Aim:
Look through the material and copy each line holding "amplitude".

*** Data excerpts ***

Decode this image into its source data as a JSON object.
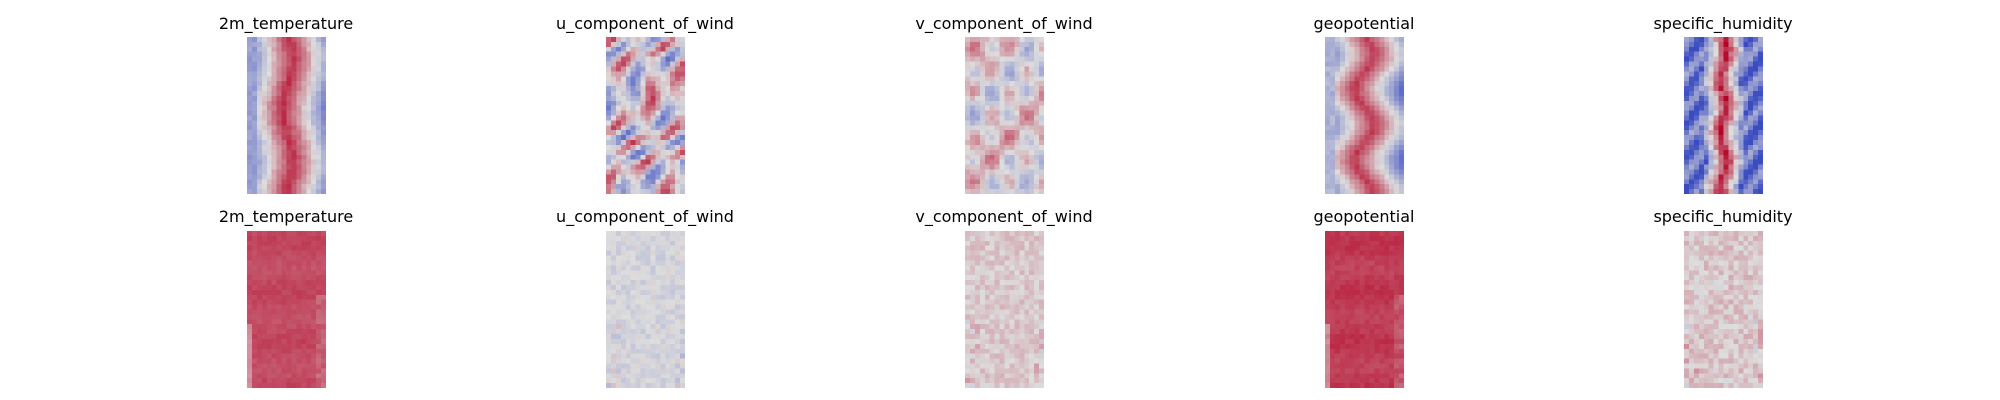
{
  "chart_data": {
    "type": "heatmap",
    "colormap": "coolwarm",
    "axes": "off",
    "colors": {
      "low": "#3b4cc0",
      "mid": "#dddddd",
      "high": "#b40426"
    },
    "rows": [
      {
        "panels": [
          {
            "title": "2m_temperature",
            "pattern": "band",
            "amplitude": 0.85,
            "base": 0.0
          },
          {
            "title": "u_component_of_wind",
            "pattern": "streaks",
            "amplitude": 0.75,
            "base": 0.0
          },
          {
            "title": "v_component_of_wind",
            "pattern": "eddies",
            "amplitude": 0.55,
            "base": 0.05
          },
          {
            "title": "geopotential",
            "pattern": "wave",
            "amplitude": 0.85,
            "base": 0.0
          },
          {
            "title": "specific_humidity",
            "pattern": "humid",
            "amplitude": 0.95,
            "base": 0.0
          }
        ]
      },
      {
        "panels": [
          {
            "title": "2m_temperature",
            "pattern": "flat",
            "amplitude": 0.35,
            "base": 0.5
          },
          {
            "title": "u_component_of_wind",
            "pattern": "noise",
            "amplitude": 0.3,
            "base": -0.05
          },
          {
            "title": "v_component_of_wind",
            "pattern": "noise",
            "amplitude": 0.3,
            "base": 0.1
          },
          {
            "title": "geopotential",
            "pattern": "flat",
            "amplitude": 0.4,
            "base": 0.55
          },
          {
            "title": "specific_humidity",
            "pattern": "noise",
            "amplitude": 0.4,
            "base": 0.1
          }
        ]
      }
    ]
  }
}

***
*** Data excerpts ***

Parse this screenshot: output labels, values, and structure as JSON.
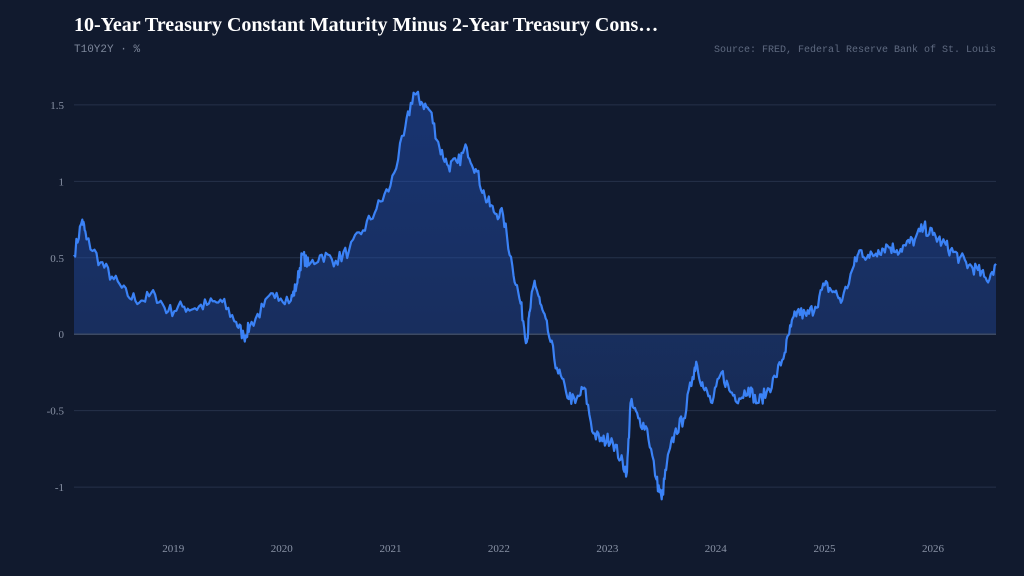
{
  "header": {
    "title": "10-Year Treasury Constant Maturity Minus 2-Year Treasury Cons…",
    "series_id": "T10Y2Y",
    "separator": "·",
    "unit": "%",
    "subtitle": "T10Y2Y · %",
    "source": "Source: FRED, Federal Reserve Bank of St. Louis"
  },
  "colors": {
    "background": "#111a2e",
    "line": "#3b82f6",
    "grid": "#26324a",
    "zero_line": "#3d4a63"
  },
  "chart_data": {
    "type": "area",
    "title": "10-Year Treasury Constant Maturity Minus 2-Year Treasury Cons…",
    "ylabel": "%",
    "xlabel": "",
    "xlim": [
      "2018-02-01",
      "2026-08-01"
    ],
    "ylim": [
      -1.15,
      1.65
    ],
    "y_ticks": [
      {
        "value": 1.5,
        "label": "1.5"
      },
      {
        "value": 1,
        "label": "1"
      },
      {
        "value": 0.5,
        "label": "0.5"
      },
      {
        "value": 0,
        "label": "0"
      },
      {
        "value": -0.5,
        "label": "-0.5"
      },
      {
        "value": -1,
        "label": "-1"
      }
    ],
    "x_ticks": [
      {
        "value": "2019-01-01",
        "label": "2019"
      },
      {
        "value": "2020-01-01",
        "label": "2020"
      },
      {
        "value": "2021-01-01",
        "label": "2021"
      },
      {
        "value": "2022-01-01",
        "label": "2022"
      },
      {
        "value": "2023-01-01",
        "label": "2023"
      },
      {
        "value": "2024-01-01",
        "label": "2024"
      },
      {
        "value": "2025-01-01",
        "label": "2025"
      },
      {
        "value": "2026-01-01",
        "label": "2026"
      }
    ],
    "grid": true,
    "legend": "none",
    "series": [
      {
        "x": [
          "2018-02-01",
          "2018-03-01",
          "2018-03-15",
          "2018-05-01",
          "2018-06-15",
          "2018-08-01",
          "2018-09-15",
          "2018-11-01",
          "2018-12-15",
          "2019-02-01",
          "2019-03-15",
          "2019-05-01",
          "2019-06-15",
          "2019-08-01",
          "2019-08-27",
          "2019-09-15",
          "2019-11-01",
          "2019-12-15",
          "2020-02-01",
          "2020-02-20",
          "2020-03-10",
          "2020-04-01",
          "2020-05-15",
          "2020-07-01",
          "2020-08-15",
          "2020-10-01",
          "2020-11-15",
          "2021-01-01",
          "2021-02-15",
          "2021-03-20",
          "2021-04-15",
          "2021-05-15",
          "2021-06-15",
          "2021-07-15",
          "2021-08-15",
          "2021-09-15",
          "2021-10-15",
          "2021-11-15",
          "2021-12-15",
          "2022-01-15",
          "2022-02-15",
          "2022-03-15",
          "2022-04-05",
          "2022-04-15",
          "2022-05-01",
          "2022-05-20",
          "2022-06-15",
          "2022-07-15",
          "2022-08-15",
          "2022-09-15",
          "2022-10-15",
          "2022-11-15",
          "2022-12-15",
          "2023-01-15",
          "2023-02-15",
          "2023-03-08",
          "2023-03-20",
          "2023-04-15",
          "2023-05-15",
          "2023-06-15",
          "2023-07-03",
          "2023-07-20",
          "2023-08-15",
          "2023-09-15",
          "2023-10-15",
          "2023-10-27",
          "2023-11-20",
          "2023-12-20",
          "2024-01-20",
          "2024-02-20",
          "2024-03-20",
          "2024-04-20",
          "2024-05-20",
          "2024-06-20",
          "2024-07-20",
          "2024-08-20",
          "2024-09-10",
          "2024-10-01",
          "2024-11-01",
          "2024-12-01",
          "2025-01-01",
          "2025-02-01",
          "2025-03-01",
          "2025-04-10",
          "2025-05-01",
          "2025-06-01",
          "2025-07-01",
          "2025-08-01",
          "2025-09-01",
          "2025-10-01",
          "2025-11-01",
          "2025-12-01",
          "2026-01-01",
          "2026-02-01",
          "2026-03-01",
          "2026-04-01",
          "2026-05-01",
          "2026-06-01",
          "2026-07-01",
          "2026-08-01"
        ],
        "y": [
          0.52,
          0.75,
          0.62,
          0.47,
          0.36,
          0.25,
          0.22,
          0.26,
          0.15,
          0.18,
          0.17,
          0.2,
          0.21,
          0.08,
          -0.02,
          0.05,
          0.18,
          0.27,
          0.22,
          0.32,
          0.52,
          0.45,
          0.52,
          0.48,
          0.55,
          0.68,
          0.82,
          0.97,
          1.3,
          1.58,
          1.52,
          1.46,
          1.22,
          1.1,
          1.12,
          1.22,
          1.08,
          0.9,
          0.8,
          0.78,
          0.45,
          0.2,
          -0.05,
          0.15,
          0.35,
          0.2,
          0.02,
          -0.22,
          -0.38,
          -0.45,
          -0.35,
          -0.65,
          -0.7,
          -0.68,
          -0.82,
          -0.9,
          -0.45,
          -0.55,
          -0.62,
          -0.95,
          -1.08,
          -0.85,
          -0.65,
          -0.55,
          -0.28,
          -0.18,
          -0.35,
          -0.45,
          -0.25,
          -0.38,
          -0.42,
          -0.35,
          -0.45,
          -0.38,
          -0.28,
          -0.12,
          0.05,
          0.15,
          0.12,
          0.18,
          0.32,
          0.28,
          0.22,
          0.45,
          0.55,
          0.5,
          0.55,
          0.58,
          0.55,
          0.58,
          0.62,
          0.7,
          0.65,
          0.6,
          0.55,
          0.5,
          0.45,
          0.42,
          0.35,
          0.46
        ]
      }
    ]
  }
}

***

Full response:
            "amplitude": 0.85,
            "amplitude": 0.75,
            "amplitude": 0.55,
            "amplitude": 0.85,
            "amplitude": 0.95,
            "amplitude": 0.35,
            "amplitude": 0.3,
            "amplitude": 0.3,
            "amplitude": 0.4,
            "amplitude": 0.4,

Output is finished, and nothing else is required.